Exercise aim:
Transcribe the listing word for word.

-- START Data records --

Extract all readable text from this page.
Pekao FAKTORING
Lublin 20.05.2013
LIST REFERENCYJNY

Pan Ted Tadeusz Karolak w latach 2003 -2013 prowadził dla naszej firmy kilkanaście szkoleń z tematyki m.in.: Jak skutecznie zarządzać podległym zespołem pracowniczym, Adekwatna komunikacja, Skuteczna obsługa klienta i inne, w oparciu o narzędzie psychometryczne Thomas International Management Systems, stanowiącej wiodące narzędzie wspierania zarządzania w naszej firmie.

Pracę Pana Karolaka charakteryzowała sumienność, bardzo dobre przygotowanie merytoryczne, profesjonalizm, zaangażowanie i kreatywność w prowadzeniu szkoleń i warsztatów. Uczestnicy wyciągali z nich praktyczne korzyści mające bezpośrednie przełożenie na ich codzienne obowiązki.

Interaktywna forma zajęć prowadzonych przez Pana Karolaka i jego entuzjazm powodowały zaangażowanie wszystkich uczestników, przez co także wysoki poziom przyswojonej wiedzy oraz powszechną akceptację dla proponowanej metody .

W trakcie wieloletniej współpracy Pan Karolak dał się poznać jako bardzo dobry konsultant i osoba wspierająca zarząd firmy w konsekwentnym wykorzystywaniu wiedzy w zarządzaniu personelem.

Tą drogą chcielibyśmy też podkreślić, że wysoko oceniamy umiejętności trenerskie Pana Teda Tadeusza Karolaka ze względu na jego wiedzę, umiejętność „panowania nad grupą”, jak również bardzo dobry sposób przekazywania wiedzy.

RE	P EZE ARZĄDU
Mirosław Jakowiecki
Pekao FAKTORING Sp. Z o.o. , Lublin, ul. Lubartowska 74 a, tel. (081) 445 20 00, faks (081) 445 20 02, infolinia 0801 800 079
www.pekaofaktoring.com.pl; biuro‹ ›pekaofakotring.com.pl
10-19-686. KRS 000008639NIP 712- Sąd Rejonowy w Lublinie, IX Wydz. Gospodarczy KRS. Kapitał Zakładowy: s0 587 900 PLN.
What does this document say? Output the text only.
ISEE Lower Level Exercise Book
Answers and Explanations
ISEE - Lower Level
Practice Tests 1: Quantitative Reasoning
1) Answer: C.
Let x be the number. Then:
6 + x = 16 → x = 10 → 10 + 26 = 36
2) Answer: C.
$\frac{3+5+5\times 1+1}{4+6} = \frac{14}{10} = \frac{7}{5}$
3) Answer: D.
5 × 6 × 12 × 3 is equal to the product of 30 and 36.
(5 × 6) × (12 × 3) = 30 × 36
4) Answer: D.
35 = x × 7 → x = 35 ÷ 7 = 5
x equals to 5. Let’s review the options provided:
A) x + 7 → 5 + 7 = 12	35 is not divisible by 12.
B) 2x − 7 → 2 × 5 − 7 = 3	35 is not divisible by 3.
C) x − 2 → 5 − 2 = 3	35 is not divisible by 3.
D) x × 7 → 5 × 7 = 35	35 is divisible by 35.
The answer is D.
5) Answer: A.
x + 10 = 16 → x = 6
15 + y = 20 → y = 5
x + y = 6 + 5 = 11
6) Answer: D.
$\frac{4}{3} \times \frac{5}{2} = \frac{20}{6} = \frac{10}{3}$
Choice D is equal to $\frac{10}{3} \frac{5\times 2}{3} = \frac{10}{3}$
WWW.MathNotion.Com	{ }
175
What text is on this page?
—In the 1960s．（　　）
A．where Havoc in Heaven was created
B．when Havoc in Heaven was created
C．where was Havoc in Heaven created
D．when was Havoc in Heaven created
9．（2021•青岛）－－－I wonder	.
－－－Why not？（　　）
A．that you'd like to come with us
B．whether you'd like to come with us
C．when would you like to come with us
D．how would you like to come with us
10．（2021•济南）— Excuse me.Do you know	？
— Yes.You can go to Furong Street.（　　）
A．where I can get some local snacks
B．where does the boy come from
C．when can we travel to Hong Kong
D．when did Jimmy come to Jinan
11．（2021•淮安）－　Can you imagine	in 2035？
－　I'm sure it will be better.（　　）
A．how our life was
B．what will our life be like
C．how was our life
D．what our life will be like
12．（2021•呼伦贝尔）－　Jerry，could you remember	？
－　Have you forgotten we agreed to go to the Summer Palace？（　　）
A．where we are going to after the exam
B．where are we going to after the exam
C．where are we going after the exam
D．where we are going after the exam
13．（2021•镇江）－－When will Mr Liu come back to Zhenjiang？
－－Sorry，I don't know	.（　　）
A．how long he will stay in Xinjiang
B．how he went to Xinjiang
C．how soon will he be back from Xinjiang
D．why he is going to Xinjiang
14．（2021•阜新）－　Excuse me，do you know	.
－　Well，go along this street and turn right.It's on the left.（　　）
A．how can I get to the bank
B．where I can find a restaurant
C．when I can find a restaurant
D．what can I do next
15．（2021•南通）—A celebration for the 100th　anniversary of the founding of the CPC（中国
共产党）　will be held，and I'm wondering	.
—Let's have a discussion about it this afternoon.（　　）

-- END Data records --

Exercise result:
Extract all readable text from this page.
Pekao FAKTORING
Lublin 20.05.2013
LIST REFERENCYJNY

Pan Ted Tadeusz Karolak w latach 2003 -2013 prowadził dla naszej firmy kilkanaście szkoleń z tematyki m.in.: Jak skutecznie zarządzać podległym zespołem pracowniczym, Adekwatna komunikacja, Skuteczna obsługa klienta i inne, w oparciu o narzędzie psychometryczne Thomas International Management Systems, stanowiącej wiodące narzędzie wspierania zarządzania w naszej firmie.

Pracę Pana Karolaka charakteryzowała sumienność, bardzo dobre przygotowanie merytoryczne, profesjonalizm, zaangażowanie i kreatywność w prowadzeniu szkoleń i warsztatów. Uczestnicy wyciągali z nich praktyczne korzyści mające bezpośrednie przełożenie na ich codzienne obowiązki.

Interaktywna forma zajęć prowadzonych przez Pana Karolaka i jego entuzjazm powodowały zaangażowanie wszystkich uczestników, przez co także wysoki poziom przyswojonej wiedzy oraz powszechną akceptację dla proponowanej metody .

W trakcie wieloletniej współpracy Pan Karolak dał się poznać jako bardzo dobry konsultant i osoba wspierająca zarząd firmy w konsekwentnym wykorzystywaniu wiedzy w zarządzaniu personelem.

Tą drogą chcielibyśmy też podkreślić, że wysoko oceniamy umiejętności trenerskie Pana Teda Tadeusza Karolaka ze względu na jego wiedzę, umiejętność „panowania nad grupą”, jak również bardzo dobry sposób przekazywania wiedzy.

RE	P EZE ARZĄDU
Mirosław Jakowiecki
Pekao FAKTORING Sp. Z o.o. , Lublin, ul. Lubartowska 74 a, tel. (081) 445 20 00, faks (081) 445 20 02, infolinia 0801 800 079
www.pekaofaktoring.com.pl; biuro‹ ›pekaofakotring.com.pl
10-19-686. KRS 000008639NIP 712- Sąd Rejonowy w Lublinie, IX Wydz. Gospodarczy KRS. Kapitał Zakładowy: s0 587 900 PLN.
What does this document say? Output the text only.
ISEE Lower Level Exercise Book
Answers and Explanations
ISEE - Lower Level
Practice Tests 1: Quantitative Reasoning
1) Answer: C.
Let x be the number. Then:
6 + x = 16 → x = 10 → 10 + 26 = 36
2) Answer: C.
$\frac{3+5+5\times 1+1}{4+6} = \frac{14}{10} = \frac{7}{5}$
3) Answer: D.
5 × 6 × 12 × 3 is equal to the product of 30 and 36.
(5 × 6) × (12 × 3) = 30 × 36
4) Answer: D.
35 = x × 7 → x = 35 ÷ 7 = 5
x equals to 5. Let’s review the options provided:
A) x + 7 → 5 + 7 = 12	35 is not divisible by 12.
B) 2x − 7 → 2 × 5 − 7 = 3	35 is not divisible by 3.
C) x − 2 → 5 − 2 = 3	35 is not divisible by 3.
D) x × 7 → 5 × 7 = 35	35 is divisible by 35.
The answer is D.
5) Answer: A.
x + 10 = 16 → x = 6
15 + y = 20 → y = 5
x + y = 6 + 5 = 11
6) Answer: D.
$\frac{4}{3} \times \frac{5}{2} = \frac{20}{6} = \frac{10}{3}$
Choice D is equal to $\frac{10}{3} \frac{5\times 2}{3} = \frac{10}{3}$
WWW.MathNotion.Com	{ }
175
What text is on this page?
—In the 1960s．（　　）
A．where Havoc in Heaven was created
B．when Havoc in Heaven was created
C．where was Havoc in Heaven created
D．when was Havoc in Heaven created
9．（2021•青岛）－－－I wonder	.
－－－Why not？（　　）
A．that you'd like to come with us
B．whether you'd like to come with us
C．when would you like to come with us
D．how would you like to come with us
10．（2021•济南）— Excuse me.Do you know	？
— Yes.You can go to Furong Street.（　　）
A．where I can get some local snacks
B．where does the boy come from
C．when can we travel to Hong Kong
D．when did Jimmy come to Jinan
11．（2021•淮安）－　Can you imagine	in 2035？
－　I'm sure it will be better.（　　）
A．how our life was
B．what will our life be like
C．how was our life
D．what our life will be like
12．（2021•呼伦贝尔）－　Jerry，could you remember	？
－　Have you forgotten we agreed to go to the Summer Palace？（　　）
A．where we are going to after the exam
B．where are we going to after the exam
C．where are we going after the exam
D．where we are going after the exam
13．（2021•镇江）－－When will Mr Liu come back to Zhenjiang？
－－Sorry，I don't know	.（　　）
A．how long he will stay in Xinjiang
B．how he went to Xinjiang
C．how soon will he be back from Xinjiang
D．why he is going to Xinjiang
14．（2021•阜新）－　Excuse me，do you know	.
－　Well，go along this street and turn right.It's on the left.（　　）
A．how can I get to the bank
B．where I can find a restaurant
C．when I can find a restaurant
D．what can I do next
15．（2021•南通）—A celebration for the 100th　anniversary of the founding of the CPC（中国
共产党）　will be held，and I'm wondering	.
—Let's have a discussion about it this afternoon.（　　）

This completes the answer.